TV+ ReviewApple TV+’s Servant takes a trip to a backyard zoo this week. The show about the world’s scariest nanny and her burgeoning mystical powers finds the Turner family in the middle of a circus of violence, vomit and vengeance.

The cult members haven’t run out of ideas about ways to get Leanne back, even if Dorothy has. Plus, Sean and Julian have a brutal heart-to-heart. And Bev has a bone to pick with Leanne.

The episode, entitled “Zoo,” is another marvelously unhinged half-hour of television from the best crew in the biz.

Servant recap: ‘Zoo’

Season 4, episode 6: The Turners’ Philadelphia neighborhood is still a mess after Leanne (played by Nell Tiger Free) opened a sinkhole in the street with her mind last week. And ever since Dorothy (Lauren Ambrose) and Sean (Toby Kebbell) started to take a more proactive approach to getting Leanne out of the house and away from their family — preferably by giving her back to the cult she fled, the Church of Lesser Saints — things have been … tense in the Turner house.

At this point, Dorothy and Sean are thoroughly aware that Leanne is in charge. This is her house now. But Sean thinks they still have a play left. Dorothy’s brother Julian (Rupert Grint) is still in something like a relationship with Leanne. Maybe the witchy nanny will listen to him if he suggests that she loosen her grip on the Turner family?

As it is, Dorothy is miserable. Leanne throws a birthday party for Jericho’s half birthday and invites a few confused guests, an animal wrangler (Eoin O’Shea) and a woman (Tanya Davis) dressed as Dorothy from The Wizard of Oz to try and make peace. However, Dorothy hates it (and wants to spite Leanne), so she acts like a stick in the mud all day.

Snakes, vomit and a knowing goat

Leanne is also having a bit of a day. The animal wrangler’s snake tries to bite her, and the goat eats her dress. When she goes upstairs to change, she hears something upstairs and goes to investigate. There’s a crying kid in the bathtub. As she investigates, three members of the cult spring a trap on her.

Initially, it looks like they’ve got her good and hogtied. But Leanne manages to get the upper hand and dispatches them, sending her helpers to clean up the crime scene. She then tries to salvage the party, but the goat gets loose and breaks into the house. It almost like it’s trying to hurt Leanne … like it knows something.

Source excerpt:

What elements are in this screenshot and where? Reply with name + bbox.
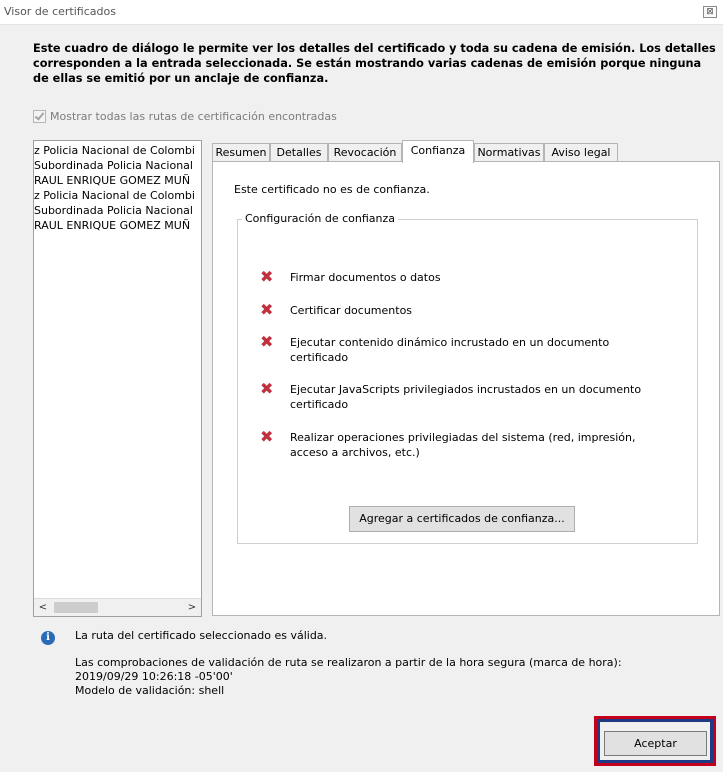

Task instructions:
**1.** In the Servant recap, what happens to Leanne's dress at the party?
**2.** Carry on the Servant episode recap from the point where it stops.
The data is separate material from the Servant recap.

Responses by task:
**1.** The goat eats it.

**2.**
Dorothy and Sean both try to talk Julian into helping them in their crusade to get Leanne out of the house, but he won’t hear it. He cares about her too much and is too sympathetic to her plight and rough upbringing. He and Sean get into an argument about their priorities. And Julian pushes back very hard when Sean asks for his help (and suggests Julian should examine his own addiction and personality issues). The two wind up engaged in a physical fight in the living room.

Can things get worse? Yes they can.

Back at the party, the Dorothy impersonator gets drunk and throws up all over some of the guests. Then her dog gets loose, biting Leanne and knocking over the crates containing all the other zoo animals. Bev (Denny Dillon), one of Dorothy’s live-in nurses, takes Leanne to the basement and offers to dress her dog bite. But then she drugs the nanny.

When Leanne wakes up, she’s tied up and Bev is flagellating herself to the sounds of Lipps Inc.’s “Funky Town.” She lights a fire to get her sacrificial knife red hot, and the smoke winds up in the chimney in the living room, breaking up Julian and Sean’s fight.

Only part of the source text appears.